Challenge: Reproduce, unchanged, the rows below starting with the one that contains "Where is each" and going on through the one that contains "poster-newsman-title: 뉴스맨 (495, 506, 563, 534)", with both of those rows included.
--- start of Records to use ---
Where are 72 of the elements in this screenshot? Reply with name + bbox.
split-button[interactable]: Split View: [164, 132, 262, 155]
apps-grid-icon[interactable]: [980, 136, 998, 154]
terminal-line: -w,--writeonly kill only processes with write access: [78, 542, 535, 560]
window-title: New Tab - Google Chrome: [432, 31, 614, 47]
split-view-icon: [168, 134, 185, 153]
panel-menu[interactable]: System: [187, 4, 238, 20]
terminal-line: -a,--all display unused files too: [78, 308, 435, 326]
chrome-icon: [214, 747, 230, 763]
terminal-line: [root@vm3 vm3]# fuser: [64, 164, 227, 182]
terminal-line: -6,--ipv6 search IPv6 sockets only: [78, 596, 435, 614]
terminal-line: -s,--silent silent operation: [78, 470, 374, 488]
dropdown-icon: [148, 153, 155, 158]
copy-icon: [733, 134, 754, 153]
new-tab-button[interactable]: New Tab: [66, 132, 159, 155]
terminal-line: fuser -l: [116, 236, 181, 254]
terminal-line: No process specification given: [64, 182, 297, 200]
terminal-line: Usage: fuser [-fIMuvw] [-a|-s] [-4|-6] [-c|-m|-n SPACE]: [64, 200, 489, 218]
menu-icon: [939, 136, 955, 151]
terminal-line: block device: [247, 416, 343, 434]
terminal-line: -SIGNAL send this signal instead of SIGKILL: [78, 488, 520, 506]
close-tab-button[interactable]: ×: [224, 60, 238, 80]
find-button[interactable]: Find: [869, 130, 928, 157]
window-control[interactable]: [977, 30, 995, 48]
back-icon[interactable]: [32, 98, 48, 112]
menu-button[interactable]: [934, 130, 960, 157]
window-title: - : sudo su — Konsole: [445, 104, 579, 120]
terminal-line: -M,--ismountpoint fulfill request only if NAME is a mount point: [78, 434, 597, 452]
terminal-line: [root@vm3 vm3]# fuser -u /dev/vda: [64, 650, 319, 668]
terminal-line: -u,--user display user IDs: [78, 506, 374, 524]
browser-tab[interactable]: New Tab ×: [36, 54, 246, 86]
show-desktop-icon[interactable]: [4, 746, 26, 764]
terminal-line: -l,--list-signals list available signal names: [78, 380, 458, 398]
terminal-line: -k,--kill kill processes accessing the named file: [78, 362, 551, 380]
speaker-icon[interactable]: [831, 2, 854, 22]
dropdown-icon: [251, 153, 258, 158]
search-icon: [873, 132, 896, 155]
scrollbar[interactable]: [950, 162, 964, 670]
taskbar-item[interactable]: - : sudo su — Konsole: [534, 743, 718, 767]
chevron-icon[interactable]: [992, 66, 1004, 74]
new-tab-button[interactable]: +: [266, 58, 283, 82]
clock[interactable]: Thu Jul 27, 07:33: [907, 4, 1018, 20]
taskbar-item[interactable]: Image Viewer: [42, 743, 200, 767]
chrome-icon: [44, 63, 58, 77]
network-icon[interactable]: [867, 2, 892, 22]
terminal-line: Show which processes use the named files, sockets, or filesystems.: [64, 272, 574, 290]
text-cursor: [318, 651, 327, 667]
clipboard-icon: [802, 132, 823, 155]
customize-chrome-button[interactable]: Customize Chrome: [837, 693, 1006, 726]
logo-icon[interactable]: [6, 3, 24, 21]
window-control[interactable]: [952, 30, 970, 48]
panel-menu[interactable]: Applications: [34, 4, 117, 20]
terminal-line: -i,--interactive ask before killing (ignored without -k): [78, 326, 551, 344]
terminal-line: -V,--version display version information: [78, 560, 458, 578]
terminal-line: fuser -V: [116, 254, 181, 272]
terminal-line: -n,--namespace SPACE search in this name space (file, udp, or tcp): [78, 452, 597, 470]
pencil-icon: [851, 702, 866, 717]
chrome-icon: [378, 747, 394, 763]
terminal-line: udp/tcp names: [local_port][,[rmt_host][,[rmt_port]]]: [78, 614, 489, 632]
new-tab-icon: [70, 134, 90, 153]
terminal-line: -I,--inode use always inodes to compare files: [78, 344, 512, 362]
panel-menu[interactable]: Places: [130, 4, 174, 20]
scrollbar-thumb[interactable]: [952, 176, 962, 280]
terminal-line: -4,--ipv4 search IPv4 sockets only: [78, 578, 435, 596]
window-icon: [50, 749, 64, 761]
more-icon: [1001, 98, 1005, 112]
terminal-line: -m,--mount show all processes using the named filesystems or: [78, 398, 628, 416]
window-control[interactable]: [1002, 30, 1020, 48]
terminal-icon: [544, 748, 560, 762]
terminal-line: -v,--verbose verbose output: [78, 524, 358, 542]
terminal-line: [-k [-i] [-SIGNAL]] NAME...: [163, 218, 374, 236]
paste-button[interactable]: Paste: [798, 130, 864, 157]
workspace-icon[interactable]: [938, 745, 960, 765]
--- end of Records to use ---
--- start of Records to use ---
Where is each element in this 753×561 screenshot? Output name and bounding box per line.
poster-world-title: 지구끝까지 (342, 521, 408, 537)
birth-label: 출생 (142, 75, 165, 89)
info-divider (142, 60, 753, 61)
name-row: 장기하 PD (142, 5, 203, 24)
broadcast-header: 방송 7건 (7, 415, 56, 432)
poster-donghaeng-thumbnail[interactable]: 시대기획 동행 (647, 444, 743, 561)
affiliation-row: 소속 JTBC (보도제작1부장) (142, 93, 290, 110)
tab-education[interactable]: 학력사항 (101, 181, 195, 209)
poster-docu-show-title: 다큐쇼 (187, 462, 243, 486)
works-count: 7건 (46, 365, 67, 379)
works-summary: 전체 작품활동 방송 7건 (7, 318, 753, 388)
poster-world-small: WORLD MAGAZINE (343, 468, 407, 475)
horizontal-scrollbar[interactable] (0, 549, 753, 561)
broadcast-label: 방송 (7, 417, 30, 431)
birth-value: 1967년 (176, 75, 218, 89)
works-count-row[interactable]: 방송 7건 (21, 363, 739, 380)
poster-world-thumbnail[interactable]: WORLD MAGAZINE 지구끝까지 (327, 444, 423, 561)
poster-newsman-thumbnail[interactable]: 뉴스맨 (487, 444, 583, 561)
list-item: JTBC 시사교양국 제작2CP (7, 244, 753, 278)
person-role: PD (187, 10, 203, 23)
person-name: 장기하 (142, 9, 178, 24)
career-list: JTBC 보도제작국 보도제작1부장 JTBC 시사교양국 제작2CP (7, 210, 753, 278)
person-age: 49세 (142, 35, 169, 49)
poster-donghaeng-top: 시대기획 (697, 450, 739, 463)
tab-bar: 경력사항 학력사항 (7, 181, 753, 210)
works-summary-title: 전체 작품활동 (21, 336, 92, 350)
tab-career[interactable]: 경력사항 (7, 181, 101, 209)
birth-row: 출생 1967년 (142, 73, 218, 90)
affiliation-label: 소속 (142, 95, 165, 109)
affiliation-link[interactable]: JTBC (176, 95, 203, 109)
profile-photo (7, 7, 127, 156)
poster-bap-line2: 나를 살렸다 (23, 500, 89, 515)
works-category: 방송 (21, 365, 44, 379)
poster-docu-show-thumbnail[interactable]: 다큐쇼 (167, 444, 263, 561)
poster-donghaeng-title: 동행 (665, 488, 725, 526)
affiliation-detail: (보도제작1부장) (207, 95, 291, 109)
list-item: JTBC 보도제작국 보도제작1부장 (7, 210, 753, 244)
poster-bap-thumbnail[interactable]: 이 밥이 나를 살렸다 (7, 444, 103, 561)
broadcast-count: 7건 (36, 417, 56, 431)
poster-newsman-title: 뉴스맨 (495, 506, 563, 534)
--- end of Records to use ---
--- start of Records to use ---
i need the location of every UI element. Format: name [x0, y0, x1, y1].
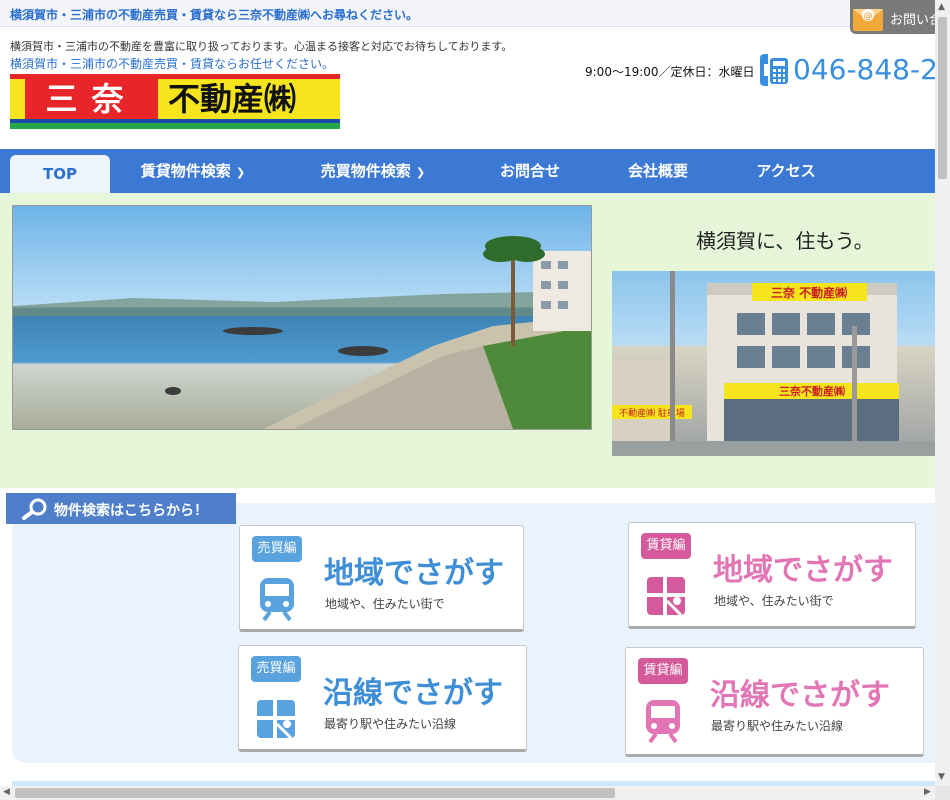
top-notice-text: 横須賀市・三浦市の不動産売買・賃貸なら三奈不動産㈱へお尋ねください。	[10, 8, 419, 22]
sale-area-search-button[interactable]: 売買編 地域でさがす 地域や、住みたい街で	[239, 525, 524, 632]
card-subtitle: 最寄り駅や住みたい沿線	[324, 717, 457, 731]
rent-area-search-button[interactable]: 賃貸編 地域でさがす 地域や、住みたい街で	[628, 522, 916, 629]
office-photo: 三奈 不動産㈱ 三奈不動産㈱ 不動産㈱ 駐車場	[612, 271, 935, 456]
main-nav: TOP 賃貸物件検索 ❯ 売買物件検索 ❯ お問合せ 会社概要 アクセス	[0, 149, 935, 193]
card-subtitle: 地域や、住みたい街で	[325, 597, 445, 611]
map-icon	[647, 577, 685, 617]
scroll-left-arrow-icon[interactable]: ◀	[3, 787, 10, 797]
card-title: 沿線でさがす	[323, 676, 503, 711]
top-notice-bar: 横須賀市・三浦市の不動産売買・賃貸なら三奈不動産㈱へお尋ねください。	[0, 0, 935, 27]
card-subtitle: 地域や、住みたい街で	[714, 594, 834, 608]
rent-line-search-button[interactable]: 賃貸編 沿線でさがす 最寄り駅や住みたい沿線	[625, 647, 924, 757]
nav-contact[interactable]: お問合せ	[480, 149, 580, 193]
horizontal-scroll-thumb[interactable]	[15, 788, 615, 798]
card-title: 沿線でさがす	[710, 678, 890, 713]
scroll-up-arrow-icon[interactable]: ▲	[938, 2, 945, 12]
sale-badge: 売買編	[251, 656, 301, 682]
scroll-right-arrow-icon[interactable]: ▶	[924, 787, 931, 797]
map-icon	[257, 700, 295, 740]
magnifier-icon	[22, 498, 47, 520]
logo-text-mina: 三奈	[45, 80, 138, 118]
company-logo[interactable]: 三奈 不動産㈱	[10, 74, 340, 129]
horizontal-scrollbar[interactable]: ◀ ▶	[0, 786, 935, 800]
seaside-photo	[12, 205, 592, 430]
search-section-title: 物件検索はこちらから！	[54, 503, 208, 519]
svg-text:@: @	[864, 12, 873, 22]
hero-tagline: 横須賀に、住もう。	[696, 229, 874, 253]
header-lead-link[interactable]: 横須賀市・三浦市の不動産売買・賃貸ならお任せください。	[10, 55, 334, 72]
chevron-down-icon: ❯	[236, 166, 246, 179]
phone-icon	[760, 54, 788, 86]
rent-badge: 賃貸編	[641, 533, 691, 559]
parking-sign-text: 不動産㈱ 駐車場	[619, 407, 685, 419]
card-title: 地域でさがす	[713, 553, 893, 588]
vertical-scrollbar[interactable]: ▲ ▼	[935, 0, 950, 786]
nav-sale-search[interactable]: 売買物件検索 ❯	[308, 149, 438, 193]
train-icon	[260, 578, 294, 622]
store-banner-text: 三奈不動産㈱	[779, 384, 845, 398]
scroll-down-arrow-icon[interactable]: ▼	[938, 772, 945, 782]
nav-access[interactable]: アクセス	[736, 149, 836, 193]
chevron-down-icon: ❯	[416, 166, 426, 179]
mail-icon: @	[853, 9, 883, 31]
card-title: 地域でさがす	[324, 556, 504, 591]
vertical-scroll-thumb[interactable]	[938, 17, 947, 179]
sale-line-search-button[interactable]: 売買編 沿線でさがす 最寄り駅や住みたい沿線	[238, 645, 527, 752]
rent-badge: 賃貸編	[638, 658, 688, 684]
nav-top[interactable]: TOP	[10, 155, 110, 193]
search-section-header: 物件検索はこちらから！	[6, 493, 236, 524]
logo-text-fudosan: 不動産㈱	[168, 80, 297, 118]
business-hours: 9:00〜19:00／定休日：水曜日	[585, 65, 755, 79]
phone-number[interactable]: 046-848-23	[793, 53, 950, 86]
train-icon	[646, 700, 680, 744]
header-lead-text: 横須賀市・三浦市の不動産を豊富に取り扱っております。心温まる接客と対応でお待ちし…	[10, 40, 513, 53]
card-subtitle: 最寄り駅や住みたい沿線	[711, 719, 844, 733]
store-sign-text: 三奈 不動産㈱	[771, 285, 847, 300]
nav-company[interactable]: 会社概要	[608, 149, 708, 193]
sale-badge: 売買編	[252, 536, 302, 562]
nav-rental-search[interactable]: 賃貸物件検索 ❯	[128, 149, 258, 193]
--- end of Records to use ---
Solved exercise:
Where is each element in this 753×561 screenshot? Output name and bounding box per line.
poster-world-title: 지구끝까지 (342, 521, 408, 537)
birth-label: 출생 (142, 75, 165, 89)
info-divider (142, 60, 753, 61)
name-row: 장기하 PD (142, 5, 203, 24)
broadcast-header: 방송 7건 (7, 415, 56, 432)
poster-donghaeng-thumbnail[interactable]: 시대기획 동행 (647, 444, 743, 561)
affiliation-row: 소속 JTBC (보도제작1부장) (142, 93, 290, 110)
tab-education[interactable]: 학력사항 (101, 181, 195, 209)
poster-docu-show-title: 다큐쇼 (187, 462, 243, 486)
works-count: 7건 (46, 365, 67, 379)
works-summary: 전체 작품활동 방송 7건 (7, 318, 753, 388)
poster-world-small: WORLD MAGAZINE (343, 468, 407, 475)
horizontal-scrollbar[interactable] (0, 549, 753, 561)
broadcast-label: 방송 (7, 417, 30, 431)
birth-value: 1967년 (176, 75, 218, 89)
works-count-row[interactable]: 방송 7건 (21, 363, 739, 380)
poster-world-thumbnail[interactable]: WORLD MAGAZINE 지구끝까지 (327, 444, 423, 561)
poster-newsman-thumbnail[interactable]: 뉴스맨 (487, 444, 583, 561)
list-item: JTBC 시사교양국 제작2CP (7, 244, 753, 278)
person-role: PD (187, 10, 203, 23)
person-name: 장기하 (142, 9, 178, 24)
career-list: JTBC 보도제작국 보도제작1부장 JTBC 시사교양국 제작2CP (7, 210, 753, 278)
person-age: 49세 (142, 35, 169, 49)
poster-donghaeng-top: 시대기획 (697, 450, 739, 463)
tab-bar: 경력사항 학력사항 (7, 181, 753, 210)
works-summary-title: 전체 작품활동 (21, 336, 92, 350)
tab-career[interactable]: 경력사항 (7, 181, 101, 209)
birth-row: 출생 1967년 (142, 73, 218, 90)
affiliation-label: 소속 (142, 95, 165, 109)
affiliation-link[interactable]: JTBC (176, 95, 203, 109)
profile-photo (7, 7, 127, 156)
poster-bap-line2: 나를 살렸다 (23, 500, 89, 515)
works-category: 방송 (21, 365, 44, 379)
poster-docu-show-thumbnail[interactable]: 다큐쇼 (167, 444, 263, 561)
poster-donghaeng-title: 동행 (665, 488, 725, 526)
affiliation-detail: (보도제작1부장) (207, 95, 291, 109)
list-item: JTBC 보도제작국 보도제작1부장 (7, 210, 753, 244)
poster-bap-thumbnail[interactable]: 이 밥이 나를 살렸다 (7, 444, 103, 561)
broadcast-count: 7건 (36, 417, 56, 431)
poster-newsman-title: 뉴스맨 (495, 506, 563, 534)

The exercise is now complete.